[Saved entries]
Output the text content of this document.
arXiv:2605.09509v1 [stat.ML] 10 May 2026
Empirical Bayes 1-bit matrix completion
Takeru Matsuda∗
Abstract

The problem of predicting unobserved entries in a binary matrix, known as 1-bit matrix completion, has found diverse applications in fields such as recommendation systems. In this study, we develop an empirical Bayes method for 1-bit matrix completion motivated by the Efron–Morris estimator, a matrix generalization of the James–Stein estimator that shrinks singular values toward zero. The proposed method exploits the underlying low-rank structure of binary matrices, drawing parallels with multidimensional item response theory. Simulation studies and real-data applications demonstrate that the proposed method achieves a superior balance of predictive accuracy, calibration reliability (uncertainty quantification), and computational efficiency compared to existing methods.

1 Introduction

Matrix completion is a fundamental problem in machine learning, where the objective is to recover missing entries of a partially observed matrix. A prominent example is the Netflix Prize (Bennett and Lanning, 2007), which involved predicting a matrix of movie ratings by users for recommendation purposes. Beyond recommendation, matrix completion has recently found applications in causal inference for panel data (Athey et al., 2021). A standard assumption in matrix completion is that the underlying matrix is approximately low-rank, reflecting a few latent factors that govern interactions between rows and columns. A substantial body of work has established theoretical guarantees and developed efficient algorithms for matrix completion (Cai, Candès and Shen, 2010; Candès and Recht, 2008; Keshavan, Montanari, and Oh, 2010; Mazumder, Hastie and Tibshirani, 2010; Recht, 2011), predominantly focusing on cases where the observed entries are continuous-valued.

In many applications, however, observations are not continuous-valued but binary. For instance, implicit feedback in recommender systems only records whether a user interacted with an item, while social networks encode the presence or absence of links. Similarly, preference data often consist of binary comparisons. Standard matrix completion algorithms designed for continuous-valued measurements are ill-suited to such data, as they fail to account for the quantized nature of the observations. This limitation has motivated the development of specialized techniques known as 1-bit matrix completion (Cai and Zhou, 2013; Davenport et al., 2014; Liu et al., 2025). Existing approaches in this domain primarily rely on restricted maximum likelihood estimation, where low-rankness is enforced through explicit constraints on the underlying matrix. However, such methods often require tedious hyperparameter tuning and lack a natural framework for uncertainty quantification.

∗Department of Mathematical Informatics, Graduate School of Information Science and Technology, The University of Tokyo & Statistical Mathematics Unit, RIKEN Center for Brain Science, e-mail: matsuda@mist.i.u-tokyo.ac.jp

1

#### [PROBLEM REQUIREMENTS]
Extract all the entries word for word.

#### [RIGHT ANSWER]
Output the text content of this document.
arXiv:2605.09509v1 [stat.ML] 10 May 2026
Empirical Bayes 1-bit matrix completion
Takeru Matsuda∗
Abstract

The problem of predicting unobserved entries in a binary matrix, known as 1-bit matrix completion, has found diverse applications in fields such as recommendation systems. In this study, we develop an empirical Bayes method for 1-bit matrix completion motivated by the Efron–Morris estimator, a matrix generalization of the James–Stein estimator that shrinks singular values toward zero. The proposed method exploits the underlying low-rank structure of binary matrices, drawing parallels with multidimensional item response theory. Simulation studies and real-data applications demonstrate that the proposed method achieves a superior balance of predictive accuracy, calibration reliability (uncertainty quantification), and computational efficiency compared to existing methods.

1 Introduction

Matrix completion is a fundamental problem in machine learning, where the objective is to recover missing entries of a partially observed matrix. A prominent example is the Netflix Prize (Bennett and Lanning, 2007), which involved predicting a matrix of movie ratings by users for recommendation purposes. Beyond recommendation, matrix completion has recently found applications in causal inference for panel data (Athey et al., 2021). A standard assumption in matrix completion is that the underlying matrix is approximately low-rank, reflecting a few latent factors that govern interactions between rows and columns. A substantial body of work has established theoretical guarantees and developed efficient algorithms for matrix completion (Cai, Candès and Shen, 2010; Candès and Recht, 2008; Keshavan, Montanari, and Oh, 2010; Mazumder, Hastie and Tibshirani, 2010; Recht, 2011), predominantly focusing on cases where the observed entries are continuous-valued.

In many applications, however, observations are not continuous-valued but binary. For instance, implicit feedback in recommender systems only records whether a user interacted with an item, while social networks encode the presence or absence of links. Similarly, preference data often consist of binary comparisons. Standard matrix completion algorithms designed for continuous-valued measurements are ill-suited to such data, as they fail to account for the quantized nature of the observations. This limitation has motivated the development of specialized techniques known as 1-bit matrix completion (Cai and Zhou, 2013; Davenport et al., 2014; Liu et al., 2025). Existing approaches in this domain primarily rely on restricted maximum likelihood estimation, where low-rankness is enforced through explicit constraints on the underlying matrix. However, such methods often require tedious hyperparameter tuning and lack a natural framework for uncertainty quantification.

∗Department of Mathematical Informatics, Graduate School of Information Science and Technology, The University of Tokyo & Statistical Mathematics Unit, RIKEN Center for Brain Science, e-mail: matsuda@mist.i.u-tokyo.ac.jp

1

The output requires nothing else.